── Record extracts ──

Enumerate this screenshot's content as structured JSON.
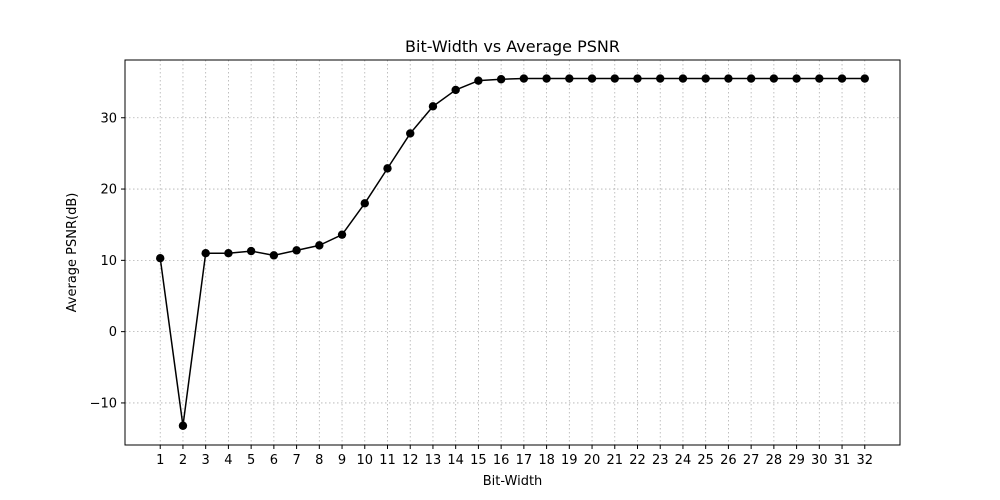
{
  "chart_data": {
    "type": "line",
    "title": "Bit-Width vs Average PSNR",
    "xlabel": "Bit-Width",
    "ylabel": "Average PSNR(dB)",
    "x": [
      1,
      2,
      3,
      4,
      5,
      6,
      7,
      8,
      9,
      10,
      11,
      12,
      13,
      14,
      15,
      16,
      17,
      18,
      19,
      20,
      21,
      22,
      23,
      24,
      25,
      26,
      27,
      28,
      29,
      30,
      31,
      32
    ],
    "xticks": [
      "1",
      "2",
      "3",
      "4",
      "5",
      "6",
      "7",
      "8",
      "9",
      "10",
      "11",
      "12",
      "13",
      "14",
      "15",
      "16",
      "17",
      "18",
      "19",
      "20",
      "21",
      "22",
      "23",
      "24",
      "25",
      "26",
      "27",
      "28",
      "29",
      "30",
      "31",
      "32"
    ],
    "xlim": [
      -0.55,
      33.55
    ],
    "ylim": [
      -15.9,
      38.1
    ],
    "yticks": [
      -10,
      0,
      10,
      20,
      30
    ],
    "ytick_labels": [
      "−10",
      "0",
      "10",
      "20",
      "30"
    ],
    "grid": true,
    "series": [
      {
        "color": "#000000",
        "marker": "circle",
        "values": [
          10.3,
          -13.2,
          11.0,
          11.0,
          11.3,
          10.7,
          11.4,
          12.1,
          13.6,
          18.0,
          22.9,
          27.8,
          31.6,
          33.9,
          35.2,
          35.4,
          35.5,
          35.5,
          35.5,
          35.5,
          35.5,
          35.5,
          35.5,
          35.5,
          35.5,
          35.5,
          35.5,
          35.5,
          35.5,
          35.5,
          35.5,
          35.5
        ]
      }
    ]
  }
}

───

■ Prompt ■
Your task is to gather every line with the word "PSNR" and copy it.

■ Answer to this problem ■
    "title": "Bit-Width vs Average PSNR",
    "ylabel": "Average PSNR(dB)",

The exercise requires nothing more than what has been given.